Selected extract ▸

____

# 1998 Frontier Clutch replacement. Who has done it?



## Chunkylover (Dec 29, 2011)

Hi
I am looking at needing a new clutch. mine has been making noise for about 6 months now and has just got worse. it only makes the noise with the truck running and the clutch pedal released. when i push it in the sound goes away. I believe it is one of two things. my clutch release bearing or a bearing in my tranny. pray for the clutch!
anyway, has any one taken the tranny out? Is it as bad as i have heard or just a regular job. i am debating on paying a shop to fix it or do it my self.
Its for my 1998 Frontier 5speed 4wd.
any help is appreciated.


----------



## Cusser (Apr 16, 2004)

Mine was 2WD, 4WD is more work. Lots of the connecting bolts engine-to-transmission very VERY tight. You're looking at about $1K to have a shop do this. 

Have you done clutches before? If you have, and were successful, you'd likely do OK.


----------



## smj999smj (Jan 1, 2006)

If the noise is when the clutch pedal is released, but goes away when you depress the clutch pedal (which puts a load on the release bearing), then the problem is a bad transmission input shaft bearing. The front cover and bellhousing of the trans will need to come off after you remove the trans from the vehicle. The bearing will need to be pulled off and pressed on. If you don't have the tools and capability to do this, then you will need to have a shop do it. Of course, with the trans removed, it doesn't make any sense to not replace the clutch assy. as well as inspect the rear main seal and holder for oil leaks (and repair, if nec.). For repair prices, check out RepairPrice Estimator - Get an Estimate for a Service or Repair on Your Car : RepairPal


----------



## csagenlee (Oct 18, 2010)

Along the lines of clutches I have another question. The clutch in my 98 4x4 is on it's way out and with mine it is the opposite...with the clutch depressed about everyother time I hear a griding sound. Usually if I release the clutch and depress it, it goes away...but only does it while in gear. It will not make that noise when I sit in neutral and press the clutch in and out. I have been told it might be either the pilot bearing or the throw out bearing.


----------

____

Record list ▸

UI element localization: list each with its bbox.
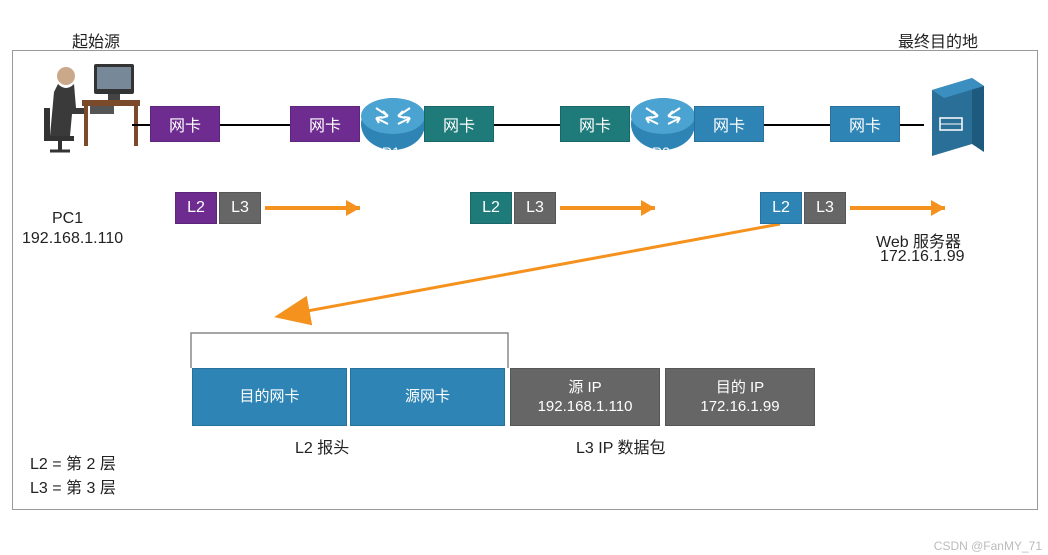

____

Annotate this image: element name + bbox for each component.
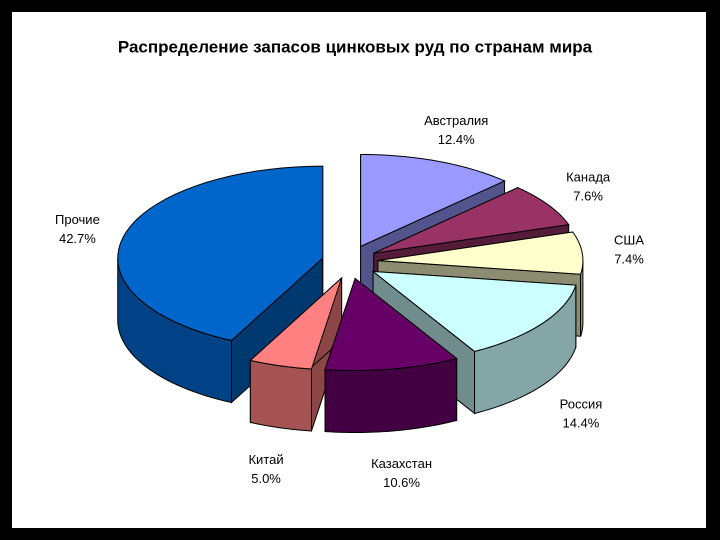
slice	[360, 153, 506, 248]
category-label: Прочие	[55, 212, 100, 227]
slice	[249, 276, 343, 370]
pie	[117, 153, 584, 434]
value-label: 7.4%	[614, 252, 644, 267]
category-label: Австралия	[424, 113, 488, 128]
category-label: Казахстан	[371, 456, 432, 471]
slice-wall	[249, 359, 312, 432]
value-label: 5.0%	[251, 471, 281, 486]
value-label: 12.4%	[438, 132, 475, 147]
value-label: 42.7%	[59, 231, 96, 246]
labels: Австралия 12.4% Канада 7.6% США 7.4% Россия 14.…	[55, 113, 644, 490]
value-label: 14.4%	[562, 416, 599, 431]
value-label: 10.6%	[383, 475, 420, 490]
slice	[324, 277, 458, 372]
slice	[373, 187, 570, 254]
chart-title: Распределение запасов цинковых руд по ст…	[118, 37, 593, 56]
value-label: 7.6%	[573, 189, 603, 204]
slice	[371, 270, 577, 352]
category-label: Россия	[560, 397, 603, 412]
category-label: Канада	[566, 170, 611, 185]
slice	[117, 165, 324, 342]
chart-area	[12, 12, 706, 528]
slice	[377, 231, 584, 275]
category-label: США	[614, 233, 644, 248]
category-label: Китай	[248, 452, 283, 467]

____

Goals ▸
A. Translate the following sentence from the clutch replacement thread into Spanish: "The bearing will need to be pulled off and pressed on."
B. In the clutch replacement thread, what is the approximate cost given for having a shop do the job?
C. Reproduce the portion of the clutch replacement thread starting with "## Cusser (Apr" and going on through "(Jan 1, 2006)".

Expected responses ▸
A. Será necesario extraer el rodamiento y volver a instalarlo a presión.

B. About $1K.

C.
## Cusser (Apr 16, 2004)

Mine was 2WD, 4WD is more work. Lots of the connecting bolts engine-to-transmission very VERY tight. You're looking at about $1K to have a shop do this. 

Have you done clutches before? If you have, and were successful, you'd likely do OK.


----------



## smj999smj (Jan 1, 2006)